Exercise: Quote the records that follow in full, leaving the pictures out.

** START OF Task data **

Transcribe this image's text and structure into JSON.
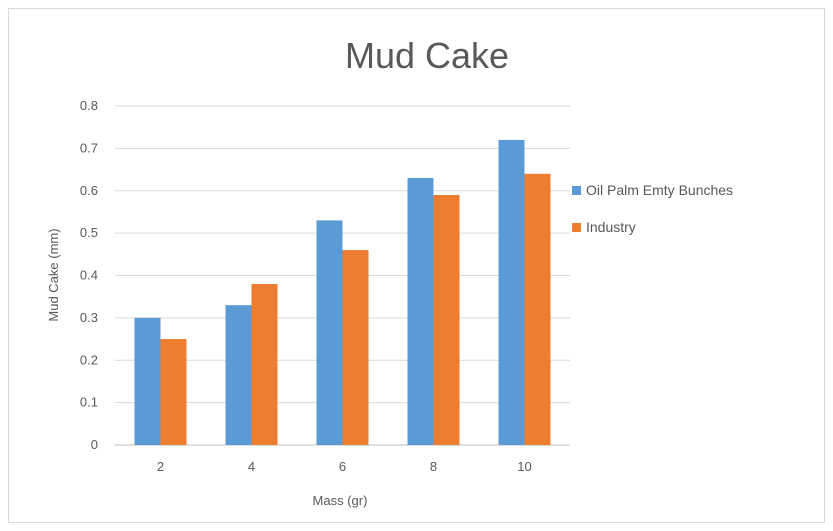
{
  "chart_data": {
    "type": "bar",
    "title": "Mud Cake",
    "xlabel": "Mass (gr)",
    "ylabel": "Mud Cake (mm)",
    "categories": [
      "2",
      "4",
      "6",
      "8",
      "10"
    ],
    "ylim": [
      0,
      0.8
    ],
    "yticks": [
      "0",
      "0.1",
      "0.2",
      "0.3",
      "0.4",
      "0.5",
      "0.6",
      "0.7",
      "0.8"
    ],
    "grid": true,
    "legend_position": "right",
    "series": [
      {
        "name": "Oil Palm Emty Bunches",
        "color": "#5b9bd5",
        "values": [
          0.3,
          0.33,
          0.53,
          0.63,
          0.72
        ]
      },
      {
        "name": "Industry",
        "color": "#ed7d31",
        "values": [
          0.25,
          0.38,
          0.46,
          0.59,
          0.64
        ]
      }
    ]
  }
}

** END OF Task data **

Written solution:
Transcribe this image's text and structure into JSON.
{
  "chart_data": {
    "type": "bar",
    "title": "Mud Cake",
    "xlabel": "Mass (gr)",
    "ylabel": "Mud Cake (mm)",
    "categories": [
      "2",
      "4",
      "6",
      "8",
      "10"
    ],
    "ylim": [
      0,
      0.8
    ],
    "yticks": [
      "0",
      "0.1",
      "0.2",
      "0.3",
      "0.4",
      "0.5",
      "0.6",
      "0.7",
      "0.8"
    ],
    "grid": true,
    "legend_position": "right",
    "series": [
      {
        "name": "Oil Palm Emty Bunches",
        "color": "#5b9bd5",
        "values": [
          0.3,
          0.33,
          0.53,
          0.63,
          0.72
        ]
      },
      {
        "name": "Industry",
        "color": "#ed7d31",
        "values": [
          0.25,
          0.38,
          0.46,
          0.59,
          0.64
        ]
      }
    ]
  }
}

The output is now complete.